Raw records
········

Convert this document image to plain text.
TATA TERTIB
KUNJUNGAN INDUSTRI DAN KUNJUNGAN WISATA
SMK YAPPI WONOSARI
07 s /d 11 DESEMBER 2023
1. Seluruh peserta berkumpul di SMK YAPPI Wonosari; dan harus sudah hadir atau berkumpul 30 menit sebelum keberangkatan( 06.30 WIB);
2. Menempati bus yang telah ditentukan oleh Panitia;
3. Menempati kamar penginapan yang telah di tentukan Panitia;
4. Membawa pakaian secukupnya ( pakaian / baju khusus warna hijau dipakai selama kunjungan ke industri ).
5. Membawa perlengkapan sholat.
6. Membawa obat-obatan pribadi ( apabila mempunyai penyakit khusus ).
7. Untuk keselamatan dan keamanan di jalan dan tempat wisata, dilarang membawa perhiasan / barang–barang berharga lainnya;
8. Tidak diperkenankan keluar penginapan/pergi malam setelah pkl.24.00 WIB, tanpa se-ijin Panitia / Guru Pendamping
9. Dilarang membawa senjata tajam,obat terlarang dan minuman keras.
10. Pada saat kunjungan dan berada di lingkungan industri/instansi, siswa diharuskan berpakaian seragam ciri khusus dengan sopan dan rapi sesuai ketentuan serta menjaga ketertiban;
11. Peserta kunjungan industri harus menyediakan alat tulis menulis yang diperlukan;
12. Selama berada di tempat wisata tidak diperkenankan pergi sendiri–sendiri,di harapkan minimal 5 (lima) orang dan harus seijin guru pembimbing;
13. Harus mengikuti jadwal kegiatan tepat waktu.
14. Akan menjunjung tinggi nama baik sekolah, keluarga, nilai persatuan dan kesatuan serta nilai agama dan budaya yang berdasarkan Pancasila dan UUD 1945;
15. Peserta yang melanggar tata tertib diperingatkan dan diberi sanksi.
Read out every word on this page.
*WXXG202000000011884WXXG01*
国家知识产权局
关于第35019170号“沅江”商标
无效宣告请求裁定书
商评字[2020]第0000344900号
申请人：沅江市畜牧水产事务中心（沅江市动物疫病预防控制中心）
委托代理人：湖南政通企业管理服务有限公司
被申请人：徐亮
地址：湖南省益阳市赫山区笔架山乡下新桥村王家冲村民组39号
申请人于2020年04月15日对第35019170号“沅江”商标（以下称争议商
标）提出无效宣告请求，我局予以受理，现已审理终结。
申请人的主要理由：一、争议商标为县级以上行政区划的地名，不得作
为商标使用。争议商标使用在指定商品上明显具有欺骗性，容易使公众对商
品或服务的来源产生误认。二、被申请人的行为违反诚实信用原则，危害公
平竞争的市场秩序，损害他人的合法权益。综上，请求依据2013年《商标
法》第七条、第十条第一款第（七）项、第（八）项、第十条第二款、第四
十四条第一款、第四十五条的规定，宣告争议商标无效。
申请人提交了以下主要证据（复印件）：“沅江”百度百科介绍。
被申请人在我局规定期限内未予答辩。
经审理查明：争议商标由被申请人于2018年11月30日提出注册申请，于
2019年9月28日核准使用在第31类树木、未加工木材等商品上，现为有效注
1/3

········

PROMPT
Copy out each line that contains the word "penginapan".

OUTPUT OF THE EXERCISE
3. Menempati kamar penginapan yang telah di tentukan Panitia;
8. Tidak diperkenankan keluar penginapan/pergi malam setelah pkl.24.00 WIB, tanpa se-ijin Panitia / Guru Pendamping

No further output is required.